TASK REQUIREMENTS:
Print all the data below exactly, without images.

Records from a data collection:
######

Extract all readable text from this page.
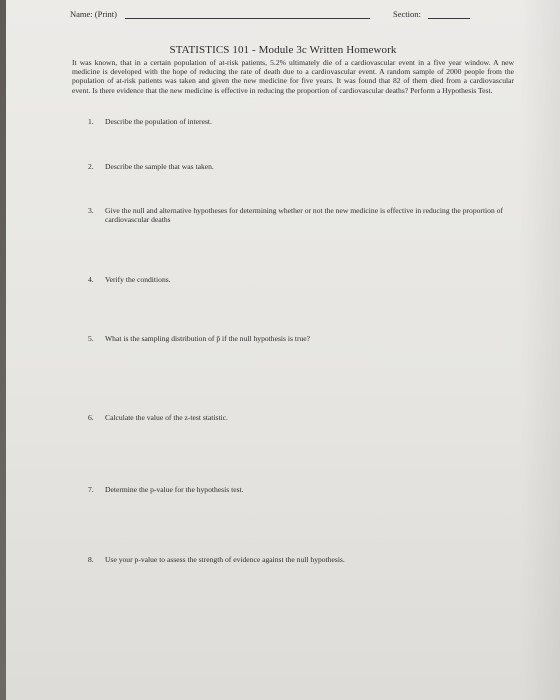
Name: (Print)	Section:
STATISTICS 101 - Module 3c Written Homework
It was known, that in a certain population of at-risk patients, 5.2% ultimately die of a cardiovascular event in a five year window. A new medicine is developed with the hope of reducing the rate of death due to a cardiovascular event. A random sample of 2000 people from the population of at-risk patients was taken and given the new medicine for five years. It was found that 82 of them died from a cardiovascular event. Is there evidence that the new medicine is effective in reducing the proportion of cardiovascular deaths? Perform a Hypothesis Test.
1.	Describe the population of interest.
2.	Describe the sample that was taken.
3.	Give the null and alternative hypotheses for determining whether or not the new medicine is effective in reducing the proportion of cardiovascular deaths
4.	Verify the conditions.
5.	What is the sampling distribution of p̂ if the null hypothesis is true?
6.	Calculate the value of the z-test statistic.
7.	Determine the p-value for the hypothesis test.
8.	Use your p-value to assess the strength of evidence against the null hypothesis.
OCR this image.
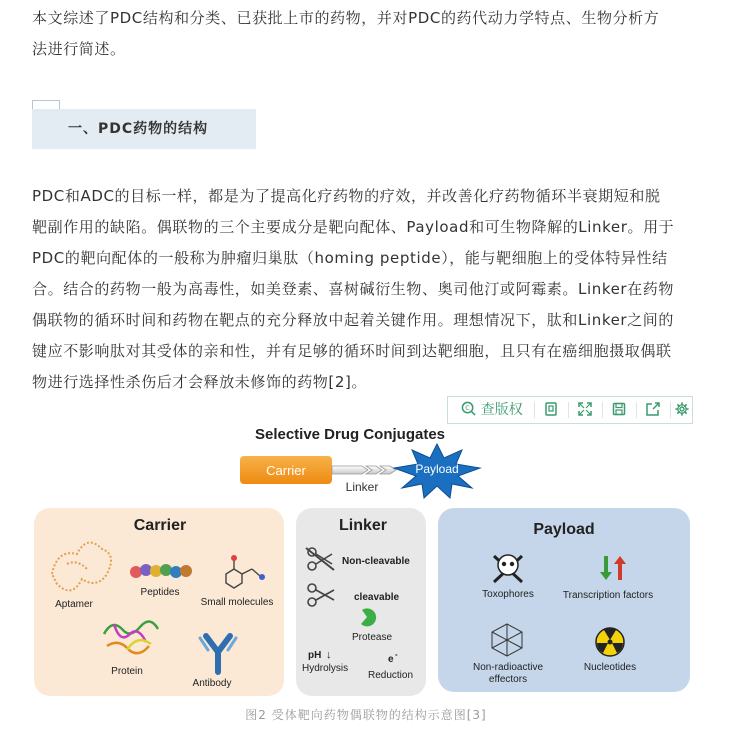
本文综述了PDC结构和分类、已获批上市的药物，并对PDC的药代动力学特点、生物分析方
法进行简述。
一、PDC药物的结构
PDC和ADC的目标一样，都是为了提高化疗药物的疗效，并改善化疗药物循环半衰期短和脱
靶副作用的缺陷。偶联物的三个主要成分是靶向配体、Payload和可生物降解的Linker。用于
PDC的靶向配体的一般称为肿瘤归巢肽（homing peptide），能与靶细胞上的受体特异性结
合。结合的药物一般为高毒性，如美登素、喜树碱衍生物、奥司他汀或阿霉素。Linker在药物
偶联物的循环时间和药物在靶点的充分释放中起着关键作用。理想情况下，肽和Linker之间的
键应不影响肽对其受体的亲和性，并有足够的循环时间到达靶细胞，且只有在癌细胞摄取偶联
物进行选择性杀伤后才会释放未修饰的药物[2]。
C 查版权
Selective Drug Conjugates
Carrier
Linker
Payload
Carrier
Aptamer
Peptides
Small molecules
Protein
Antibody
Linker
Non-cleavable
cleavable
Protease
pH ↓
Hydrolysis
e -
Reduction
Payload
Toxophores	Transcription factors
Non-radioactive
effectors
Nucleotides
图2 受体靶向药物偶联物的结构示意图[3]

######

ANSWER AREA:
Extract all readable text from this page.
Name: (Print)	Section:
STATISTICS 101 - Module 3c Written Homework
It was known, that in a certain population of at-risk patients, 5.2% ultimately die of a cardiovascular event in a five year window. A new medicine is developed with the hope of reducing the rate of death due to a cardiovascular event. A random sample of 2000 people from the population of at-risk patients was taken and given the new medicine for five years. It was found that 82 of them died from a cardiovascular event. Is there evidence that the new medicine is effective in reducing the proportion of cardiovascular deaths? Perform a Hypothesis Test.
1.	Describe the population of interest.
2.	Describe the sample that was taken.
3.	Give the null and alternative hypotheses for determining whether or not the new medicine is effective in reducing the proportion of cardiovascular deaths
4.	Verify the conditions.
5.	What is the sampling distribution of p̂ if the null hypothesis is true?
6.	Calculate the value of the z-test statistic.
7.	Determine the p-value for the hypothesis test.
8.	Use your p-value to assess the strength of evidence against the null hypothesis.
OCR this image.
本文综述了PDC结构和分类、已获批上市的药物，并对PDC的药代动力学特点、生物分析方
法进行简述。
一、PDC药物的结构
PDC和ADC的目标一样，都是为了提高化疗药物的疗效，并改善化疗药物循环半衰期短和脱
靶副作用的缺陷。偶联物的三个主要成分是靶向配体、Payload和可生物降解的Linker。用于
PDC的靶向配体的一般称为肿瘤归巢肽（homing peptide），能与靶细胞上的受体特异性结
合。结合的药物一般为高毒性，如美登素、喜树碱衍生物、奥司他汀或阿霉素。Linker在药物
偶联物的循环时间和药物在靶点的充分释放中起着关键作用。理想情况下，肽和Linker之间的
键应不影响肽对其受体的亲和性，并有足够的循环时间到达靶细胞，且只有在癌细胞摄取偶联
物进行选择性杀伤后才会释放未修饰的药物[2]。
C 查版权
Selective Drug Conjugates
Carrier
Linker
Payload
Carrier
Aptamer
Peptides
Small molecules
Protein
Antibody
Linker
Non-cleavable
cleavable
Protease
pH ↓
Hydrolysis
e -
Reduction
Payload
Toxophores	Transcription factors
Non-radioactive
effectors
Nucleotides
图2 受体靶向药物偶联物的结构示意图[3]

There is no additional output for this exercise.